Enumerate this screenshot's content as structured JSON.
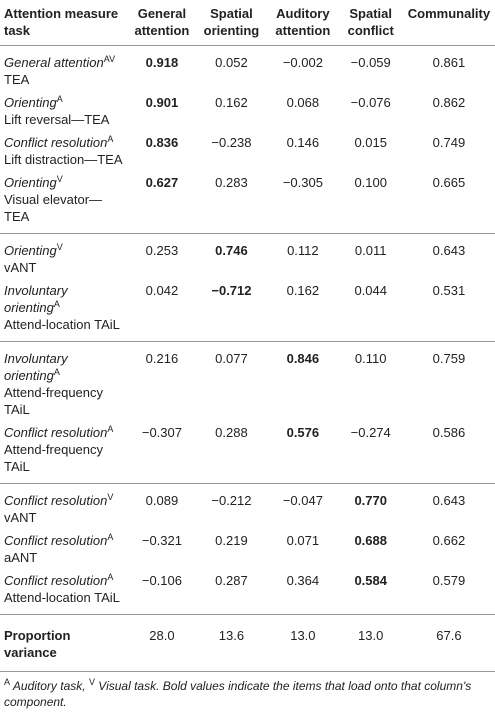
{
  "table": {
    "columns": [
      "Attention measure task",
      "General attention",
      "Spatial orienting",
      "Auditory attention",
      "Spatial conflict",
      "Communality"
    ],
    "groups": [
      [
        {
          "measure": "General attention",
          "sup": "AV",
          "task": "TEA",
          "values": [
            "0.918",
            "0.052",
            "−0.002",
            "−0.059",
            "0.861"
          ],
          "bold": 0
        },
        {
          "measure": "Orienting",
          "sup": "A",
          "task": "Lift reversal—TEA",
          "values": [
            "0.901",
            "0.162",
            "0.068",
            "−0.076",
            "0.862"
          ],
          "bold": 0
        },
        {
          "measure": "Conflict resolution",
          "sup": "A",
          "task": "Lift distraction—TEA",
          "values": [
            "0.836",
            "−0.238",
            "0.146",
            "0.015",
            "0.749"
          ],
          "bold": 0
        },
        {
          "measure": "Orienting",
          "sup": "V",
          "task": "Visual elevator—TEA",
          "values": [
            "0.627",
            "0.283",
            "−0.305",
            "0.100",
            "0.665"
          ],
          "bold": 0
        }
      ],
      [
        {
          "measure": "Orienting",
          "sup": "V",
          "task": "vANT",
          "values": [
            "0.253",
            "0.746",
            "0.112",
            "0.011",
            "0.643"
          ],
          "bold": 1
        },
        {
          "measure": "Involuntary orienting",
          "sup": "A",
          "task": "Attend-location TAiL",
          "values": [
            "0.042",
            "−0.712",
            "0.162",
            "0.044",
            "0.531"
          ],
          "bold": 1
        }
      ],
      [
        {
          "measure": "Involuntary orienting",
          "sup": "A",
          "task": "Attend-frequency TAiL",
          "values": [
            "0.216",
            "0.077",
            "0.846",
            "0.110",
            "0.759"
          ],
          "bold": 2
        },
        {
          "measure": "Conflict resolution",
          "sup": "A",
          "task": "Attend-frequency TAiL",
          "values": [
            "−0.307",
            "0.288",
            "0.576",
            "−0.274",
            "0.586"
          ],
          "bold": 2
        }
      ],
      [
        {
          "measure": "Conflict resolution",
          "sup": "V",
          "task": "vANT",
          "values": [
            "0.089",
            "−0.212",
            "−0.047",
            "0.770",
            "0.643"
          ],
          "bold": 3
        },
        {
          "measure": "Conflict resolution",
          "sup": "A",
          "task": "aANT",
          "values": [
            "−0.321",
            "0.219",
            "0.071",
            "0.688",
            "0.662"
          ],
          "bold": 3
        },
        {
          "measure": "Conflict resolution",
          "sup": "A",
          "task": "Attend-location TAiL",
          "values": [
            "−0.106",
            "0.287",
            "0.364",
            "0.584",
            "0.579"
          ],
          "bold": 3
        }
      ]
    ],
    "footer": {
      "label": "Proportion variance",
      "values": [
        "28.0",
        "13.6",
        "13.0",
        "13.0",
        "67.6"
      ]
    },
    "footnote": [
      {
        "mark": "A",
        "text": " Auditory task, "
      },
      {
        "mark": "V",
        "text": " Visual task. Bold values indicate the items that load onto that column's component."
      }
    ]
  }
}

> Problem details:
Copy every line of the data word for word, omitting the images.

> Exercise solution:
Enumerate this screenshot's content as structured JSON.
{
  "table": {
    "columns": [
      "Attention measure task",
      "General attention",
      "Spatial orienting",
      "Auditory attention",
      "Spatial conflict",
      "Communality"
    ],
    "groups": [
      [
        {
          "measure": "General attention",
          "sup": "AV",
          "task": "TEA",
          "values": [
            "0.918",
            "0.052",
            "−0.002",
            "−0.059",
            "0.861"
          ],
          "bold": 0
        },
        {
          "measure": "Orienting",
          "sup": "A",
          "task": "Lift reversal—TEA",
          "values": [
            "0.901",
            "0.162",
            "0.068",
            "−0.076",
            "0.862"
          ],
          "bold": 0
        },
        {
          "measure": "Conflict resolution",
          "sup": "A",
          "task": "Lift distraction—TEA",
          "values": [
            "0.836",
            "−0.238",
            "0.146",
            "0.015",
            "0.749"
          ],
          "bold": 0
        },
        {
          "measure": "Orienting",
          "sup": "V",
          "task": "Visual elevator—TEA",
          "values": [
            "0.627",
            "0.283",
            "−0.305",
            "0.100",
            "0.665"
          ],
          "bold": 0
        }
      ],
      [
        {
          "measure": "Orienting",
          "sup": "V",
          "task": "vANT",
          "values": [
            "0.253",
            "0.746",
            "0.112",
            "0.011",
            "0.643"
          ],
          "bold": 1
        },
        {
          "measure": "Involuntary orienting",
          "sup": "A",
          "task": "Attend-location TAiL",
          "values": [
            "0.042",
            "−0.712",
            "0.162",
            "0.044",
            "0.531"
          ],
          "bold": 1
        }
      ],
      [
        {
          "measure": "Involuntary orienting",
          "sup": "A",
          "task": "Attend-frequency TAiL",
          "values": [
            "0.216",
            "0.077",
            "0.846",
            "0.110",
            "0.759"
          ],
          "bold": 2
        },
        {
          "measure": "Conflict resolution",
          "sup": "A",
          "task": "Attend-frequency TAiL",
          "values": [
            "−0.307",
            "0.288",
            "0.576",
            "−0.274",
            "0.586"
          ],
          "bold": 2
        }
      ],
      [
        {
          "measure": "Conflict resolution",
          "sup": "V",
          "task": "vANT",
          "values": [
            "0.089",
            "−0.212",
            "−0.047",
            "0.770",
            "0.643"
          ],
          "bold": 3
        },
        {
          "measure": "Conflict resolution",
          "sup": "A",
          "task": "aANT",
          "values": [
            "−0.321",
            "0.219",
            "0.071",
            "0.688",
            "0.662"
          ],
          "bold": 3
        },
        {
          "measure": "Conflict resolution",
          "sup": "A",
          "task": "Attend-location TAiL",
          "values": [
            "−0.106",
            "0.287",
            "0.364",
            "0.584",
            "0.579"
          ],
          "bold": 3
        }
      ]
    ],
    "footer": {
      "label": "Proportion variance",
      "values": [
        "28.0",
        "13.6",
        "13.0",
        "13.0",
        "67.6"
      ]
    },
    "footnote": [
      {
        "mark": "A",
        "text": " Auditory task, "
      },
      {
        "mark": "V",
        "text": " Visual task. Bold values indicate the items that load onto that column's component."
      }
    ]
  }
}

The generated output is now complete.